• [Written request]:
Which lines hold the string "Size"? Copy every one of them.

=== Provided records ===

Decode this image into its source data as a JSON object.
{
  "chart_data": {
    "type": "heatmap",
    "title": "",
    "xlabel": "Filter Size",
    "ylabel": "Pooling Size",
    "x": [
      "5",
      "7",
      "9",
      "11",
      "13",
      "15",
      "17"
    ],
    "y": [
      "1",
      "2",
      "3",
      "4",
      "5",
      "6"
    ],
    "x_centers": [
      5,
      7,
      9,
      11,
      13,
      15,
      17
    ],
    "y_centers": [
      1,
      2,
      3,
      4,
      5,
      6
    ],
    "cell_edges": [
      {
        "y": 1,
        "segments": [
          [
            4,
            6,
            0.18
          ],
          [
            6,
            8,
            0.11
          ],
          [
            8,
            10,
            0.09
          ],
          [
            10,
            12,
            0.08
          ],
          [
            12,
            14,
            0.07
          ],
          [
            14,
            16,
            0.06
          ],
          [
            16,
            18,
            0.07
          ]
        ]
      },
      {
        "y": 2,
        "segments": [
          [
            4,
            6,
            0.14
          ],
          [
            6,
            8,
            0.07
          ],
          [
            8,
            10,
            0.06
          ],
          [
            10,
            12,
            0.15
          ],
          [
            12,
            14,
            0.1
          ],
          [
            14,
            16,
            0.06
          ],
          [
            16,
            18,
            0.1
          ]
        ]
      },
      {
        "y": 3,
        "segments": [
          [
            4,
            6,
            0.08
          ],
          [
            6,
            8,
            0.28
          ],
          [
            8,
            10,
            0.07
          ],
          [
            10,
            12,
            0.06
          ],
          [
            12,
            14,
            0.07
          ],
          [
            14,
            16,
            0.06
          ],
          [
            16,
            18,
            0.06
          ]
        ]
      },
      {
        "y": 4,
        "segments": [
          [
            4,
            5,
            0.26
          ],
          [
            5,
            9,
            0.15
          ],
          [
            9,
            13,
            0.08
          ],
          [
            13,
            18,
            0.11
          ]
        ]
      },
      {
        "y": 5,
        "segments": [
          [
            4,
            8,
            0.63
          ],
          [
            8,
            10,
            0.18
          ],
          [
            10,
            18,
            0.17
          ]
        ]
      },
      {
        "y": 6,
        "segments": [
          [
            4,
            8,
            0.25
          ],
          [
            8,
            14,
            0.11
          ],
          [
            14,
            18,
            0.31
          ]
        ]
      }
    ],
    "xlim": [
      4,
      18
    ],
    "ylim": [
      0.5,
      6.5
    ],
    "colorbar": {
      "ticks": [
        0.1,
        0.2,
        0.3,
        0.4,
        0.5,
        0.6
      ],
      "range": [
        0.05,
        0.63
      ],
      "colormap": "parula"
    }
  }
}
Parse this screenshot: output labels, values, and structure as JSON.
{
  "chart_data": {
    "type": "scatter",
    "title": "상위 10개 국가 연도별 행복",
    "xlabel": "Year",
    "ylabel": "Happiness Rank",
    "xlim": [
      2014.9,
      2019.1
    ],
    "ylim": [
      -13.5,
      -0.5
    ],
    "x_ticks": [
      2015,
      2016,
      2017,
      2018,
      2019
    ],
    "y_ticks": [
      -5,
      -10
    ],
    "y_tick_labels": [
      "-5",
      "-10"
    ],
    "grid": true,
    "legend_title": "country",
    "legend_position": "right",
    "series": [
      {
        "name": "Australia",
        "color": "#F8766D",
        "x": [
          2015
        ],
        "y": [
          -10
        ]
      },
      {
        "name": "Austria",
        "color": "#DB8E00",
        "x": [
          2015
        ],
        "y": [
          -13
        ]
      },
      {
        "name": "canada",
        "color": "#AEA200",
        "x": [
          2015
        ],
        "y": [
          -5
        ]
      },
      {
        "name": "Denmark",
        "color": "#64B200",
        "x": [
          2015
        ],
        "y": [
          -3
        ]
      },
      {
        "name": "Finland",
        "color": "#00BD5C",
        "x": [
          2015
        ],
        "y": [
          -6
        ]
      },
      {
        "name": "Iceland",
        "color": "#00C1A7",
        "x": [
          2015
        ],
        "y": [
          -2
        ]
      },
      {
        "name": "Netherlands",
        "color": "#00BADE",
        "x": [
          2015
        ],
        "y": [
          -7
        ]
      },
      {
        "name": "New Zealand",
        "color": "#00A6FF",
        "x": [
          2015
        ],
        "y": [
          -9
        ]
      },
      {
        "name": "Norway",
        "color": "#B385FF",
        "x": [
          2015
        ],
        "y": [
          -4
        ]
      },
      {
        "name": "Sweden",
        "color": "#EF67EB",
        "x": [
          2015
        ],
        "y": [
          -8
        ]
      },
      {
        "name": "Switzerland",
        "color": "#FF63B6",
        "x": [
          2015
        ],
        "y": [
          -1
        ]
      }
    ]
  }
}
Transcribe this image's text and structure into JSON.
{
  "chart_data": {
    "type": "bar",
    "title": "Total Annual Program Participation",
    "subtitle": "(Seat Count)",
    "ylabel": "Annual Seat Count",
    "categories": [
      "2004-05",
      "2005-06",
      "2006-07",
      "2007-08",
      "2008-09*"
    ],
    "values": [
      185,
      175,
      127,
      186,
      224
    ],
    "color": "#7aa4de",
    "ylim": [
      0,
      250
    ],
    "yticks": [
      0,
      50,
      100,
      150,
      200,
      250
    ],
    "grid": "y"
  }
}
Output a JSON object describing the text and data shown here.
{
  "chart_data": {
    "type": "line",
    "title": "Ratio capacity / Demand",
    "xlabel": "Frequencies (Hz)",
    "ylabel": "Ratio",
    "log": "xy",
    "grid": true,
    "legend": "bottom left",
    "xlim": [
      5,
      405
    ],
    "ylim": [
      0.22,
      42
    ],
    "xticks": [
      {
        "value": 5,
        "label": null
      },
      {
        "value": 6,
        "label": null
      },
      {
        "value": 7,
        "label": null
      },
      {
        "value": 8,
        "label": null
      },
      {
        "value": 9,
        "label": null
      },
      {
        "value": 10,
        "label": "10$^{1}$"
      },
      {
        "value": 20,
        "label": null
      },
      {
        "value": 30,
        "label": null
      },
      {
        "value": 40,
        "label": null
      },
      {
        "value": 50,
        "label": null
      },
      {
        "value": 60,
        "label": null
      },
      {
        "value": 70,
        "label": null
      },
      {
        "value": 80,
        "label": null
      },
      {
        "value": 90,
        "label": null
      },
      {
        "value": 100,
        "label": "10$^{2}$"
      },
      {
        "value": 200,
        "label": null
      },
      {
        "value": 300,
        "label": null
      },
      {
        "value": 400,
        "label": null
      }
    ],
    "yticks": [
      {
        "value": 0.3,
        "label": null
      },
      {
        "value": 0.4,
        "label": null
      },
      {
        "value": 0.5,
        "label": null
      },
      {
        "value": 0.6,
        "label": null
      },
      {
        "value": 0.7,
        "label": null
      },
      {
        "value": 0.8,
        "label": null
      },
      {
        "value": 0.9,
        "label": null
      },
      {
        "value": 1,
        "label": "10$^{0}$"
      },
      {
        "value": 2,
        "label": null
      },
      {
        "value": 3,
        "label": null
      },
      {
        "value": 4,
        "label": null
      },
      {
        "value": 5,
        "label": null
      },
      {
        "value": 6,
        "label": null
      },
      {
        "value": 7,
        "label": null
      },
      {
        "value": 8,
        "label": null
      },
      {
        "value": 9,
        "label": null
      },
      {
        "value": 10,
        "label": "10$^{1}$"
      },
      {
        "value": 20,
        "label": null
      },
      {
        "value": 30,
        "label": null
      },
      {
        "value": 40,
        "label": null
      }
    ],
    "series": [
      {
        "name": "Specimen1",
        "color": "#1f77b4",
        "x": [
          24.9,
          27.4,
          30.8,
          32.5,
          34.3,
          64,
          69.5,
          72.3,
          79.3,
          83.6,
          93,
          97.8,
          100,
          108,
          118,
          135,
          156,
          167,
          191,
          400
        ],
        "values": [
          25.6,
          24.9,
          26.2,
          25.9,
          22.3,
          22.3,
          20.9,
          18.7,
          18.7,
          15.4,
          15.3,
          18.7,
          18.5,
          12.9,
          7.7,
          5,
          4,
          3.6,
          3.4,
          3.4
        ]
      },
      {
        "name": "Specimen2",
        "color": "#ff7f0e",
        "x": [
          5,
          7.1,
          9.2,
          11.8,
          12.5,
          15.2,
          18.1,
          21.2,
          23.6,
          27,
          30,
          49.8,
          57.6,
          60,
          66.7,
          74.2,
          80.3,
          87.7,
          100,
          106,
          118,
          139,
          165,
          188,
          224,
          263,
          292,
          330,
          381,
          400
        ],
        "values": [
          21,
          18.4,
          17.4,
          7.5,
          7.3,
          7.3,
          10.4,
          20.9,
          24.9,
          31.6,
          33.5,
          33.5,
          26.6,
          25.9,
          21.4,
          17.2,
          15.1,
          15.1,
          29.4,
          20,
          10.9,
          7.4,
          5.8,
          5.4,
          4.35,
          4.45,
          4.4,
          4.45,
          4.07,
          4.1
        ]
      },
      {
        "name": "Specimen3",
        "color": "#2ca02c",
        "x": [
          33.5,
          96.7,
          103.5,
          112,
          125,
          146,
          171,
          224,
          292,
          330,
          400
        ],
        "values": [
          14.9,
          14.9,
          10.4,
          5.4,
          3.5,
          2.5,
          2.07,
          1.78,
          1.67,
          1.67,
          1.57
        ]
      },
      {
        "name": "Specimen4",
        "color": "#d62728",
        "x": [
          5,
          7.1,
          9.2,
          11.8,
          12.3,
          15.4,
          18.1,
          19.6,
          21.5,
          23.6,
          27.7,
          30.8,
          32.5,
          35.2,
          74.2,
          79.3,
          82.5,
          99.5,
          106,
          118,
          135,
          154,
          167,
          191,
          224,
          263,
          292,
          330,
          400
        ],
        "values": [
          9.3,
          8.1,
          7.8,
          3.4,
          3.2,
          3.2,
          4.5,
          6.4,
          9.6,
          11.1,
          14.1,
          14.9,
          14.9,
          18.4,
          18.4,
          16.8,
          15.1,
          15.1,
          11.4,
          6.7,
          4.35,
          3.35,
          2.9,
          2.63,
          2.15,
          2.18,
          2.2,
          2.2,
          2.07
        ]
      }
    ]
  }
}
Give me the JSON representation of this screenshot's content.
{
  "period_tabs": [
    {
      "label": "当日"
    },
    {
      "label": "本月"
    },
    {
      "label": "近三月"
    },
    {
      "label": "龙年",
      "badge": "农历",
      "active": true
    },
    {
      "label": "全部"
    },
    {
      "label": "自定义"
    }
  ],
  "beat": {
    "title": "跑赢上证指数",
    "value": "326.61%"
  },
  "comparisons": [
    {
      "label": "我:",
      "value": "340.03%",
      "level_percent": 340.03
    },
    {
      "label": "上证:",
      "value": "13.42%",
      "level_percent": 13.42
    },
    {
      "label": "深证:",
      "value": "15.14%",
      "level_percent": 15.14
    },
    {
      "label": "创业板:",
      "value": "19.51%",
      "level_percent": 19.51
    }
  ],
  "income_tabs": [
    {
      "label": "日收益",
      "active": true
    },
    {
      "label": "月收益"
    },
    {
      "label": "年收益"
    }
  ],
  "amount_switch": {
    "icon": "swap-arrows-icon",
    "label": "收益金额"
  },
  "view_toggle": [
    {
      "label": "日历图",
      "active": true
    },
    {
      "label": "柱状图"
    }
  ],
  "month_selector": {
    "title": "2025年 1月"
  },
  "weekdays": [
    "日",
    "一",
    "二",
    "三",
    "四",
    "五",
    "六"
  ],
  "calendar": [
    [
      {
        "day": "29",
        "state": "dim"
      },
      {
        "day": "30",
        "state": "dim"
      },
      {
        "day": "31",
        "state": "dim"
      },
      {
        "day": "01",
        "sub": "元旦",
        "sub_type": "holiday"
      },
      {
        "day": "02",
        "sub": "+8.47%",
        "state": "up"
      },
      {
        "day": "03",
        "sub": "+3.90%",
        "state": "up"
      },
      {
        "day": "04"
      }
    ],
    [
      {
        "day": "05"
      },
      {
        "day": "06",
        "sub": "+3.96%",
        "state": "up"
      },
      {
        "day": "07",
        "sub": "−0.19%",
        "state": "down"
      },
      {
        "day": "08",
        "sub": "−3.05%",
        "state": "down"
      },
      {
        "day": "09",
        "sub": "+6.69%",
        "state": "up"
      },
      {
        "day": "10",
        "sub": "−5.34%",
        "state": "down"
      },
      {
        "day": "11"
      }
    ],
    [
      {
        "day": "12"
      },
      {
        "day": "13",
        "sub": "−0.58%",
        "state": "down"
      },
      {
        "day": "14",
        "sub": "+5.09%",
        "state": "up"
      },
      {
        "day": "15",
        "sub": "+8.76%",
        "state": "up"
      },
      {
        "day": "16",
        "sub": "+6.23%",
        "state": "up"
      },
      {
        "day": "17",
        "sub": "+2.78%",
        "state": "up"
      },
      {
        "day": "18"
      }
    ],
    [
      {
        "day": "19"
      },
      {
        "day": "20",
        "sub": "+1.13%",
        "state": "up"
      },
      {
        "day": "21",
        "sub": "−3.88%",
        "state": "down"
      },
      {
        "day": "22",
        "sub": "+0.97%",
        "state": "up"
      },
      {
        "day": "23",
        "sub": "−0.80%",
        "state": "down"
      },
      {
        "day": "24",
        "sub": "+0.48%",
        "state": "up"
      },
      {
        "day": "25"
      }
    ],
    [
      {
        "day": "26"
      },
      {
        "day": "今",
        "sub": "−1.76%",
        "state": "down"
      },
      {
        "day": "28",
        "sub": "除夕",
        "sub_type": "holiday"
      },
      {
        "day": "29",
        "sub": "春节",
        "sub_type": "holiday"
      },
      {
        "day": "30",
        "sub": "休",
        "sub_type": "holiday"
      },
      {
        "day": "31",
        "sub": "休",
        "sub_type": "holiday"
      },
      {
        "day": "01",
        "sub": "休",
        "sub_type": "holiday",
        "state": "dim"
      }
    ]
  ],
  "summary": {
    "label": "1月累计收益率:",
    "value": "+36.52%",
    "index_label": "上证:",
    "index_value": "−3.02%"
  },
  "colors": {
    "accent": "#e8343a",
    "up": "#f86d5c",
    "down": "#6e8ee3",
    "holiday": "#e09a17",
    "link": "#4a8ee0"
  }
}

===

• [Solution to this problem]:
    "xlabel": "Filter Size",
    "ylabel": "Pooling Size",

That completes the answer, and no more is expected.